### [Do this]
Copy the listing verbatim, excluding any images found in it.

═════ Listed records ═════

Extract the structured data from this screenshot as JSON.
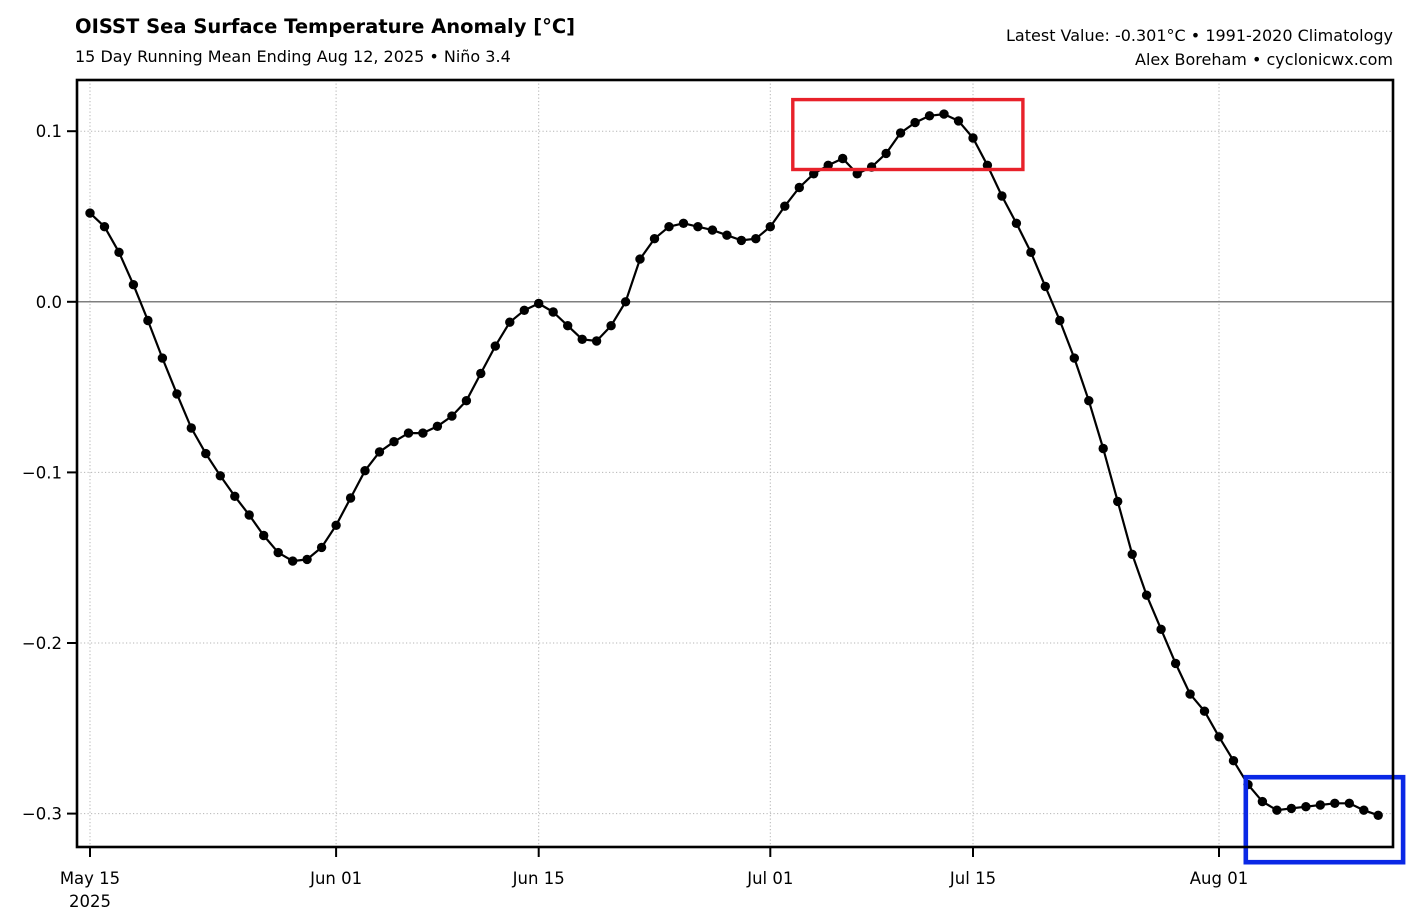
{
  "chart_data": {
    "type": "line",
    "title": "OISST Sea Surface Temperature Anomaly [°C]",
    "subtitle": "15 Day Running Mean Ending Aug 12, 2025 • Niño 3.4",
    "latest_value_text": "Latest Value: -0.301°C • 1991-2020 Climatology",
    "credit_text": "Alex Boreham • cyclonicwx.com",
    "xlabel": "",
    "ylabel": "",
    "grid": true,
    "legend": false,
    "line_color": "#000000",
    "zero_line": true,
    "zero_line_color": "#7f7f7f",
    "xlim_days": [
      -0.9,
      90.02
    ],
    "ylim": [
      -0.3196,
      0.13
    ],
    "y_ticks": [
      0.1,
      0.0,
      -0.1,
      -0.2,
      -0.3
    ],
    "y_tick_labels": [
      "0.1",
      "0.0",
      "−0.1",
      "−0.2",
      "−0.3"
    ],
    "x_ticks": [
      {
        "day": 0,
        "label": "May 15",
        "sublabel": "2025"
      },
      {
        "day": 17,
        "label": "Jun 01"
      },
      {
        "day": 31,
        "label": "Jun 15"
      },
      {
        "day": 47,
        "label": "Jul 01"
      },
      {
        "day": 61,
        "label": "Jul 15"
      },
      {
        "day": 78,
        "label": "Aug 01"
      }
    ],
    "series": [
      {
        "name": "Niño 3.4 SST anomaly (15-day running mean)",
        "dates": [
          "May 15",
          "May 16",
          "May 17",
          "May 18",
          "May 19",
          "May 20",
          "May 21",
          "May 22",
          "May 23",
          "May 24",
          "May 25",
          "May 26",
          "May 27",
          "May 28",
          "May 29",
          "May 30",
          "May 31",
          "Jun 01",
          "Jun 02",
          "Jun 03",
          "Jun 04",
          "Jun 05",
          "Jun 06",
          "Jun 07",
          "Jun 08",
          "Jun 09",
          "Jun 10",
          "Jun 11",
          "Jun 12",
          "Jun 13",
          "Jun 14",
          "Jun 15",
          "Jun 16",
          "Jun 17",
          "Jun 18",
          "Jun 19",
          "Jun 20",
          "Jun 21",
          "Jun 22",
          "Jun 23",
          "Jun 24",
          "Jun 25",
          "Jun 26",
          "Jun 27",
          "Jun 28",
          "Jun 29",
          "Jun 30",
          "Jul 01",
          "Jul 02",
          "Jul 03",
          "Jul 04",
          "Jul 05",
          "Jul 06",
          "Jul 07",
          "Jul 08",
          "Jul 09",
          "Jul 10",
          "Jul 11",
          "Jul 12",
          "Jul 13",
          "Jul 14",
          "Jul 15",
          "Jul 16",
          "Jul 17",
          "Jul 18",
          "Jul 19",
          "Jul 20",
          "Jul 21",
          "Jul 22",
          "Jul 23",
          "Jul 24",
          "Jul 25",
          "Jul 26",
          "Jul 27",
          "Jul 28",
          "Jul 29",
          "Jul 30",
          "Jul 31",
          "Aug 01",
          "Aug 02",
          "Aug 03",
          "Aug 04",
          "Aug 05",
          "Aug 06",
          "Aug 07",
          "Aug 08",
          "Aug 09",
          "Aug 10",
          "Aug 11",
          "Aug 12"
        ],
        "values": [
          0.052,
          0.044,
          0.029,
          0.01,
          -0.011,
          -0.033,
          -0.054,
          -0.074,
          -0.089,
          -0.102,
          -0.114,
          -0.125,
          -0.137,
          -0.147,
          -0.152,
          -0.151,
          -0.144,
          -0.131,
          -0.115,
          -0.099,
          -0.088,
          -0.082,
          -0.077,
          -0.077,
          -0.073,
          -0.067,
          -0.058,
          -0.042,
          -0.026,
          -0.012,
          -0.005,
          -0.001,
          -0.006,
          -0.014,
          -0.022,
          -0.023,
          -0.014,
          0.0,
          0.025,
          0.037,
          0.044,
          0.046,
          0.044,
          0.042,
          0.039,
          0.036,
          0.037,
          0.044,
          0.056,
          0.067,
          0.075,
          0.08,
          0.084,
          0.075,
          0.079,
          0.087,
          0.099,
          0.105,
          0.109,
          0.11,
          0.106,
          0.096,
          0.08,
          0.062,
          0.046,
          0.029,
          0.009,
          -0.011,
          -0.033,
          -0.058,
          -0.086,
          -0.117,
          -0.148,
          -0.172,
          -0.192,
          -0.212,
          -0.23,
          -0.24,
          -0.255,
          -0.269,
          -0.283,
          -0.293,
          -0.298,
          -0.297,
          -0.296,
          -0.295,
          -0.294,
          -0.294,
          -0.298,
          -0.301
        ]
      }
    ],
    "highlight_boxes": [
      {
        "name": "red-highlight-box",
        "color": "#e8212a",
        "stroke_width": 3.4,
        "x0_day": 48.55,
        "x1_day": 64.45,
        "y0": 0.0775,
        "y1": 0.1185
      },
      {
        "name": "blue-highlight-box",
        "color": "#0a28e6",
        "stroke_width": 4.6,
        "x0_day": 79.85,
        "x1_day": 90.72,
        "y0": -0.2787,
        "y1": -0.3285
      }
    ]
  }
}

═════

### [Output for this exercise]
Extract the structured data from this screenshot as JSON.
{
  "chart_data": {
    "type": "line",
    "title": "OISST Sea Surface Temperature Anomaly [°C]",
    "subtitle": "15 Day Running Mean Ending Aug 12, 2025 • Niño 3.4",
    "latest_value_text": "Latest Value: -0.301°C • 1991-2020 Climatology",
    "credit_text": "Alex Boreham • cyclonicwx.com",
    "xlabel": "",
    "ylabel": "",
    "grid": true,
    "legend": false,
    "line_color": "#000000",
    "zero_line": true,
    "zero_line_color": "#7f7f7f",
    "xlim_days": [
      -0.9,
      90.02
    ],
    "ylim": [
      -0.3196,
      0.13
    ],
    "y_ticks": [
      0.1,
      0.0,
      -0.1,
      -0.2,
      -0.3
    ],
    "y_tick_labels": [
      "0.1",
      "0.0",
      "−0.1",
      "−0.2",
      "−0.3"
    ],
    "x_ticks": [
      {
        "day": 0,
        "label": "May 15",
        "sublabel": "2025"
      },
      {
        "day": 17,
        "label": "Jun 01"
      },
      {
        "day": 31,
        "label": "Jun 15"
      },
      {
        "day": 47,
        "label": "Jul 01"
      },
      {
        "day": 61,
        "label": "Jul 15"
      },
      {
        "day": 78,
        "label": "Aug 01"
      }
    ],
    "series": [
      {
        "name": "Niño 3.4 SST anomaly (15-day running mean)",
        "dates": [
          "May 15",
          "May 16",
          "May 17",
          "May 18",
          "May 19",
          "May 20",
          "May 21",
          "May 22",
          "May 23",
          "May 24",
          "May 25",
          "May 26",
          "May 27",
          "May 28",
          "May 29",
          "May 30",
          "May 31",
          "Jun 01",
          "Jun 02",
          "Jun 03",
          "Jun 04",
          "Jun 05",
          "Jun 06",
          "Jun 07",
          "Jun 08",
          "Jun 09",
          "Jun 10",
          "Jun 11",
          "Jun 12",
          "Jun 13",
          "Jun 14",
          "Jun 15",
          "Jun 16",
          "Jun 17",
          "Jun 18",
          "Jun 19",
          "Jun 20",
          "Jun 21",
          "Jun 22",
          "Jun 23",
          "Jun 24",
          "Jun 25",
          "Jun 26",
          "Jun 27",
          "Jun 28",
          "Jun 29",
          "Jun 30",
          "Jul 01",
          "Jul 02",
          "Jul 03",
          "Jul 04",
          "Jul 05",
          "Jul 06",
          "Jul 07",
          "Jul 08",
          "Jul 09",
          "Jul 10",
          "Jul 11",
          "Jul 12",
          "Jul 13",
          "Jul 14",
          "Jul 15",
          "Jul 16",
          "Jul 17",
          "Jul 18",
          "Jul 19",
          "Jul 20",
          "Jul 21",
          "Jul 22",
          "Jul 23",
          "Jul 24",
          "Jul 25",
          "Jul 26",
          "Jul 27",
          "Jul 28",
          "Jul 29",
          "Jul 30",
          "Jul 31",
          "Aug 01",
          "Aug 02",
          "Aug 03",
          "Aug 04",
          "Aug 05",
          "Aug 06",
          "Aug 07",
          "Aug 08",
          "Aug 09",
          "Aug 10",
          "Aug 11",
          "Aug 12"
        ],
        "values": [
          0.052,
          0.044,
          0.029,
          0.01,
          -0.011,
          -0.033,
          -0.054,
          -0.074,
          -0.089,
          -0.102,
          -0.114,
          -0.125,
          -0.137,
          -0.147,
          -0.152,
          -0.151,
          -0.144,
          -0.131,
          -0.115,
          -0.099,
          -0.088,
          -0.082,
          -0.077,
          -0.077,
          -0.073,
          -0.067,
          -0.058,
          -0.042,
          -0.026,
          -0.012,
          -0.005,
          -0.001,
          -0.006,
          -0.014,
          -0.022,
          -0.023,
          -0.014,
          0.0,
          0.025,
          0.037,
          0.044,
          0.046,
          0.044,
          0.042,
          0.039,
          0.036,
          0.037,
          0.044,
          0.056,
          0.067,
          0.075,
          0.08,
          0.084,
          0.075,
          0.079,
          0.087,
          0.099,
          0.105,
          0.109,
          0.11,
          0.106,
          0.096,
          0.08,
          0.062,
          0.046,
          0.029,
          0.009,
          -0.011,
          -0.033,
          -0.058,
          -0.086,
          -0.117,
          -0.148,
          -0.172,
          -0.192,
          -0.212,
          -0.23,
          -0.24,
          -0.255,
          -0.269,
          -0.283,
          -0.293,
          -0.298,
          -0.297,
          -0.296,
          -0.295,
          -0.294,
          -0.294,
          -0.298,
          -0.301
        ]
      }
    ],
    "highlight_boxes": [
      {
        "name": "red-highlight-box",
        "color": "#e8212a",
        "stroke_width": 3.4,
        "x0_day": 48.55,
        "x1_day": 64.45,
        "y0": 0.0775,
        "y1": 0.1185
      },
      {
        "name": "blue-highlight-box",
        "color": "#0a28e6",
        "stroke_width": 4.6,
        "x0_day": 79.85,
        "x1_day": 90.72,
        "y0": -0.2787,
        "y1": -0.3285
      }
    ]
  }
}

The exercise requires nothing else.